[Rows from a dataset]
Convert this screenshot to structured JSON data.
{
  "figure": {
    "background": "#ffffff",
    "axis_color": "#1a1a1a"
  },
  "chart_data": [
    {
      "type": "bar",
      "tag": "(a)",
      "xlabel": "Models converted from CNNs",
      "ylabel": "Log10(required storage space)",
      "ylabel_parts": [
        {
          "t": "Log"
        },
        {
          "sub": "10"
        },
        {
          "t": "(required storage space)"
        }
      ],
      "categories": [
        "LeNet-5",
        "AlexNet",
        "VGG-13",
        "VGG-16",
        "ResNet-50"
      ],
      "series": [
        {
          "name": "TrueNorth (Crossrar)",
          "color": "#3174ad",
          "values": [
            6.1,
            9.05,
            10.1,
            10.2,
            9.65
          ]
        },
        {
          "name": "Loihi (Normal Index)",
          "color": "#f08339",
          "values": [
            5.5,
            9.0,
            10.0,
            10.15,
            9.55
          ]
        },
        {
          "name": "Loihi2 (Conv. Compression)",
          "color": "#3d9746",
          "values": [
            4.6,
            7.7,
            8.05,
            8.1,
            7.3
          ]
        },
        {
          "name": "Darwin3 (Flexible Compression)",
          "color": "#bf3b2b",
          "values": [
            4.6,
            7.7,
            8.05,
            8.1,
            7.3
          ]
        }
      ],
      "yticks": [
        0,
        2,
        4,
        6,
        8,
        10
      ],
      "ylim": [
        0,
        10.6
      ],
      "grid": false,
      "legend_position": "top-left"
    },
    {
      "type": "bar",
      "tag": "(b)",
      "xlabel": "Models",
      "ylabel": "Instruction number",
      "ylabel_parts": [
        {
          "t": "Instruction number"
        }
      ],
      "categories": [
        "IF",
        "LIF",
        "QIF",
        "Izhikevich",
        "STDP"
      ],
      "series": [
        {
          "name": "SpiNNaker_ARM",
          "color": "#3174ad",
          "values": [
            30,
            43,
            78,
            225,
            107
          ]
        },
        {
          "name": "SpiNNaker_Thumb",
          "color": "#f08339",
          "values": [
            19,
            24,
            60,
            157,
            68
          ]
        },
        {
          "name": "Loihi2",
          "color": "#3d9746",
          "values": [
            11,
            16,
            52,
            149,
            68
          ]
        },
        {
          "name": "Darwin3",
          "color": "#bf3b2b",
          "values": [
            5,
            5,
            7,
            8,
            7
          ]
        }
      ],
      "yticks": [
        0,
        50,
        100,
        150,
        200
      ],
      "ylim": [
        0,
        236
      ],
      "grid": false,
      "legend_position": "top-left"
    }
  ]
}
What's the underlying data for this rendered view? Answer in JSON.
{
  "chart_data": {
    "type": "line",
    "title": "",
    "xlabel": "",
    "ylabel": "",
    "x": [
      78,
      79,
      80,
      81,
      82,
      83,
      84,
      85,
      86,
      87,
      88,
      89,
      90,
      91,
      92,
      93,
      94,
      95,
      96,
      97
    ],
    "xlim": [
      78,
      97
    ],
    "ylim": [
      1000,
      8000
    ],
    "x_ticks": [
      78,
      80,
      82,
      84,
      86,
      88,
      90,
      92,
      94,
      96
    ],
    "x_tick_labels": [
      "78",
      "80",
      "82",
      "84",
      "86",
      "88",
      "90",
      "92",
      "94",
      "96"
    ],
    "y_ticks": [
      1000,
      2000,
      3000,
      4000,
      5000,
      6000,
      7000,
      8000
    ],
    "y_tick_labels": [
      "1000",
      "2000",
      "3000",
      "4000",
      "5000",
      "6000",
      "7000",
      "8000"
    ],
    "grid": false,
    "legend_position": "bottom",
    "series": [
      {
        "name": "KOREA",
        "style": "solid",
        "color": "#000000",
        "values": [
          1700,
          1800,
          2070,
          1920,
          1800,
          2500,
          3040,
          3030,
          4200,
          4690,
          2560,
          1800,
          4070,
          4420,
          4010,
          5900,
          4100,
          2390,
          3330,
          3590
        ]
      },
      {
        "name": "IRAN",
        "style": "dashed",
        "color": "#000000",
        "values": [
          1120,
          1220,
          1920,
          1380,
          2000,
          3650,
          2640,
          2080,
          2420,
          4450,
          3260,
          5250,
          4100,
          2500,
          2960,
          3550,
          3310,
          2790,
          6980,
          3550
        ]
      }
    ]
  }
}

# [Written instruction]
Copy every line of the listing where the word "Compression" appears.

# [Answer below]
          "name": "Loihi2 (Conv. Compression)",
          "name": "Darwin3 (Flexible Compression)",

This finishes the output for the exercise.